**Goal**
Write out all of the lines below, exactly and completely.
⁂
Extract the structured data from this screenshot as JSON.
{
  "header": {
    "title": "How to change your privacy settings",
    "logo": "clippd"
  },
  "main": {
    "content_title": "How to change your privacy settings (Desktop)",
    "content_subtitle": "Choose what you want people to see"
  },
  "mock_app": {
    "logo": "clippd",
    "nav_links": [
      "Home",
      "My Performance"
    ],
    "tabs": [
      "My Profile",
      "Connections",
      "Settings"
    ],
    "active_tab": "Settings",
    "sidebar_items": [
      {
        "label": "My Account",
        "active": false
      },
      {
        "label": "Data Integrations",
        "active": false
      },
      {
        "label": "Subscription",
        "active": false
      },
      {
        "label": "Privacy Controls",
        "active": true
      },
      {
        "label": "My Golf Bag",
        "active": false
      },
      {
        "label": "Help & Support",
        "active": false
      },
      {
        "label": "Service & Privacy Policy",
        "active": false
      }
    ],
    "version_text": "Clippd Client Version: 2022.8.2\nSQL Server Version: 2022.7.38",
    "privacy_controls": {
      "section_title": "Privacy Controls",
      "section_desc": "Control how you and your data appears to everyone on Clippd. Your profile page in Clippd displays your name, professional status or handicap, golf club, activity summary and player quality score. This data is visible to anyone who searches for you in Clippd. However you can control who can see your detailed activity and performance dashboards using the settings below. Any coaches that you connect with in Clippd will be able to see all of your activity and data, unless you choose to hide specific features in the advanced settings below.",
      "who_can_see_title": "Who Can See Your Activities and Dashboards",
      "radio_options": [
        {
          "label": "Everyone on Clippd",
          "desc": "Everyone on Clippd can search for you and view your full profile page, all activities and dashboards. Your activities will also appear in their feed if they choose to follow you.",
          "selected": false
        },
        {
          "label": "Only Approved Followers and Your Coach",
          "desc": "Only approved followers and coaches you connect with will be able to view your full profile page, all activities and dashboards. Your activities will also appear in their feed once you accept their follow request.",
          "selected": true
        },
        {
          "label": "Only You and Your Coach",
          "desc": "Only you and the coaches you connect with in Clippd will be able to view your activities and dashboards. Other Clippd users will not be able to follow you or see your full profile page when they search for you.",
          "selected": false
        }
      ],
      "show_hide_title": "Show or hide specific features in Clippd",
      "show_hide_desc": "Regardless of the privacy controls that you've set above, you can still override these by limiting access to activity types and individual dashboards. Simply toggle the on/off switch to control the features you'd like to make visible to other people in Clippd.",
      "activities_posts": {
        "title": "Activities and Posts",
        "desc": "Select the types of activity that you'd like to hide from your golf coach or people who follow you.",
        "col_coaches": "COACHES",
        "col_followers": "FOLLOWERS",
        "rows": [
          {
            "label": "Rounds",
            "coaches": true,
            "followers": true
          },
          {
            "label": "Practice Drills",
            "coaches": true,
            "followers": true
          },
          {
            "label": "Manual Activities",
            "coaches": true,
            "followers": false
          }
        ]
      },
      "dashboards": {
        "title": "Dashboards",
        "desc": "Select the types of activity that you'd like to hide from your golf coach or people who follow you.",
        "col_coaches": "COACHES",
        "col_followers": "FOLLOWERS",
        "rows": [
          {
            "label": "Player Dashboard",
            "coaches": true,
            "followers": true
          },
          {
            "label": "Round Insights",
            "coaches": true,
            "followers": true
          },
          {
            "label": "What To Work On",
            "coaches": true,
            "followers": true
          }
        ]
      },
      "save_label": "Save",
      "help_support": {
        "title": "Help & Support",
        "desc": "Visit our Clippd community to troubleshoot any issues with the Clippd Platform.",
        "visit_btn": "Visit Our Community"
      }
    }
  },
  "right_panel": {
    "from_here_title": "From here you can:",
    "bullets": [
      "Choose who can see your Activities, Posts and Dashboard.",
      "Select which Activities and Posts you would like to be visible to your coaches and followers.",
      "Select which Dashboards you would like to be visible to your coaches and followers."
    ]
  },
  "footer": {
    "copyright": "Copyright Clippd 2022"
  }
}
⁂
**Solution**
Extract the structured data from this screenshot as JSON.
{
  "header": {
    "title": "How to change your privacy settings",
    "logo": "clippd"
  },
  "main": {
    "content_title": "How to change your privacy settings (Desktop)",
    "content_subtitle": "Choose what you want people to see"
  },
  "mock_app": {
    "logo": "clippd",
    "nav_links": [
      "Home",
      "My Performance"
    ],
    "tabs": [
      "My Profile",
      "Connections",
      "Settings"
    ],
    "active_tab": "Settings",
    "sidebar_items": [
      {
        "label": "My Account",
        "active": false
      },
      {
        "label": "Data Integrations",
        "active": false
      },
      {
        "label": "Subscription",
        "active": false
      },
      {
        "label": "Privacy Controls",
        "active": true
      },
      {
        "label": "My Golf Bag",
        "active": false
      },
      {
        "label": "Help & Support",
        "active": false
      },
      {
        "label": "Service & Privacy Policy",
        "active": false
      }
    ],
    "version_text": "Clippd Client Version: 2022.8.2\nSQL Server Version: 2022.7.38",
    "privacy_controls": {
      "section_title": "Privacy Controls",
      "section_desc": "Control how you and your data appears to everyone on Clippd. Your profile page in Clippd displays your name, professional status or handicap, golf club, activity summary and player quality score. This data is visible to anyone who searches for you in Clippd. However you can control who can see your detailed activity and performance dashboards using the settings below. Any coaches that you connect with in Clippd will be able to see all of your activity and data, unless you choose to hide specific features in the advanced settings below.",
      "who_can_see_title": "Who Can See Your Activities and Dashboards",
      "radio_options": [
        {
          "label": "Everyone on Clippd",
          "desc": "Everyone on Clippd can search for you and view your full profile page, all activities and dashboards. Your activities will also appear in their feed if they choose to follow you.",
          "selected": false
        },
        {
          "label": "Only Approved Followers and Your Coach",
          "desc": "Only approved followers and coaches you connect with will be able to view your full profile page, all activities and dashboards. Your activities will also appear in their feed once you accept their follow request.",
          "selected": true
        },
        {
          "label": "Only You and Your Coach",
          "desc": "Only you and the coaches you connect with in Clippd will be able to view your activities and dashboards. Other Clippd users will not be able to follow you or see your full profile page when they search for you.",
          "selected": false
        }
      ],
      "show_hide_title": "Show or hide specific features in Clippd",
      "show_hide_desc": "Regardless of the privacy controls that you've set above, you can still override these by limiting access to activity types and individual dashboards. Simply toggle the on/off switch to control the features you'd like to make visible to other people in Clippd.",
      "activities_posts": {
        "title": "Activities and Posts",
        "desc": "Select the types of activity that you'd like to hide from your golf coach or people who follow you.",
        "col_coaches": "COACHES",
        "col_followers": "FOLLOWERS",
        "rows": [
          {
            "label": "Rounds",
            "coaches": true,
            "followers": true
          },
          {
            "label": "Practice Drills",
            "coaches": true,
            "followers": true
          },
          {
            "label": "Manual Activities",
            "coaches": true,
            "followers": false
          }
        ]
      },
      "dashboards": {
        "title": "Dashboards",
        "desc": "Select the types of activity that you'd like to hide from your golf coach or people who follow you.",
        "col_coaches": "COACHES",
        "col_followers": "FOLLOWERS",
        "rows": [
          {
            "label": "Player Dashboard",
            "coaches": true,
            "followers": true
          },
          {
            "label": "Round Insights",
            "coaches": true,
            "followers": true
          },
          {
            "label": "What To Work On",
            "coaches": true,
            "followers": true
          }
        ]
      },
      "save_label": "Save",
      "help_support": {
        "title": "Help & Support",
        "desc": "Visit our Clippd community to troubleshoot any issues with the Clippd Platform.",
        "visit_btn": "Visit Our Community"
      }
    }
  },
  "right_panel": {
    "from_here_title": "From here you can:",
    "bullets": [
      "Choose who can see your Activities, Posts and Dashboard.",
      "Select which Activities and Posts you would like to be visible to your coaches and followers.",
      "Select which Dashboards you would like to be visible to your coaches and followers."
    ]
  },
  "footer": {
    "copyright": "Copyright Clippd 2022"
  }
}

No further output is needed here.